What is required: Every record here should be printed again exactly.

The data:
····················

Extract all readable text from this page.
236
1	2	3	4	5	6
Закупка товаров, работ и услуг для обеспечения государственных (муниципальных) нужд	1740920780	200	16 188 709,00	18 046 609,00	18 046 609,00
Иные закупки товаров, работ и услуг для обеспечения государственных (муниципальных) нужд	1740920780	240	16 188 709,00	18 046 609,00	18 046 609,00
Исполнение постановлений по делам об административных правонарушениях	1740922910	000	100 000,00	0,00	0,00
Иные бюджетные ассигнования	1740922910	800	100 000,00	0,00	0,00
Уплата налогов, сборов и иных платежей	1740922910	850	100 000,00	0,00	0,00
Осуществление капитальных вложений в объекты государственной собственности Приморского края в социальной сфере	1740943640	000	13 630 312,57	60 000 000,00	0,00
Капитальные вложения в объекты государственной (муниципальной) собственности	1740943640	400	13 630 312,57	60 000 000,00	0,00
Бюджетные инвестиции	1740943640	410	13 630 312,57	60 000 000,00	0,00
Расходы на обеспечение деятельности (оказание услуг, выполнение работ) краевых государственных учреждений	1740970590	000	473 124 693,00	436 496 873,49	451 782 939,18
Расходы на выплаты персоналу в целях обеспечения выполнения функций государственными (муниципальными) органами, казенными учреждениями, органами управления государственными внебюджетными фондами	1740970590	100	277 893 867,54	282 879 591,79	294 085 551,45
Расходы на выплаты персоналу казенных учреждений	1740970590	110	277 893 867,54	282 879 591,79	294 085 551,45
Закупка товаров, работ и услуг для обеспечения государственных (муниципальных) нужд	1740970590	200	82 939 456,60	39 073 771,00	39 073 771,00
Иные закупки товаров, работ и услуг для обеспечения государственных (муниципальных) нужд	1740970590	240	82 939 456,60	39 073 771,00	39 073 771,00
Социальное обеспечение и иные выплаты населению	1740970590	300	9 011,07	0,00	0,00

····················

Result of the task:
Extract all readable text from this page.
236
1	2	3	4	5	6
Закупка товаров, работ и услуг для обеспечения государственных (муниципальных) нужд	1740920780	200	16 188 709,00	18 046 609,00	18 046 609,00
Иные закупки товаров, работ и услуг для обеспечения государственных (муниципальных) нужд	1740920780	240	16 188 709,00	18 046 609,00	18 046 609,00
Исполнение постановлений по делам об административных правонарушениях	1740922910	000	100 000,00	0,00	0,00
Иные бюджетные ассигнования	1740922910	800	100 000,00	0,00	0,00
Уплата налогов, сборов и иных платежей	1740922910	850	100 000,00	0,00	0,00
Осуществление капитальных вложений в объекты государственной собственности Приморского края в социальной сфере	1740943640	000	13 630 312,57	60 000 000,00	0,00
Капитальные вложения в объекты государственной (муниципальной) собственности	1740943640	400	13 630 312,57	60 000 000,00	0,00
Бюджетные инвестиции	1740943640	410	13 630 312,57	60 000 000,00	0,00
Расходы на обеспечение деятельности (оказание услуг, выполнение работ) краевых государственных учреждений	1740970590	000	473 124 693,00	436 496 873,49	451 782 939,18
Расходы на выплаты персоналу в целях обеспечения выполнения функций государственными (муниципальными) органами, казенными учреждениями, органами управления государственными внебюджетными фондами	1740970590	100	277 893 867,54	282 879 591,79	294 085 551,45
Расходы на выплаты персоналу казенных учреждений	1740970590	110	277 893 867,54	282 879 591,79	294 085 551,45
Закупка товаров, работ и услуг для обеспечения государственных (муниципальных) нужд	1740970590	200	82 939 456,60	39 073 771,00	39 073 771,00
Иные закупки товаров, работ и услуг для обеспечения государственных (муниципальных) нужд	1740970590	240	82 939 456,60	39 073 771,00	39 073 771,00
Социальное обеспечение и иные выплаты населению	1740970590	300	9 011,07	0,00	0,00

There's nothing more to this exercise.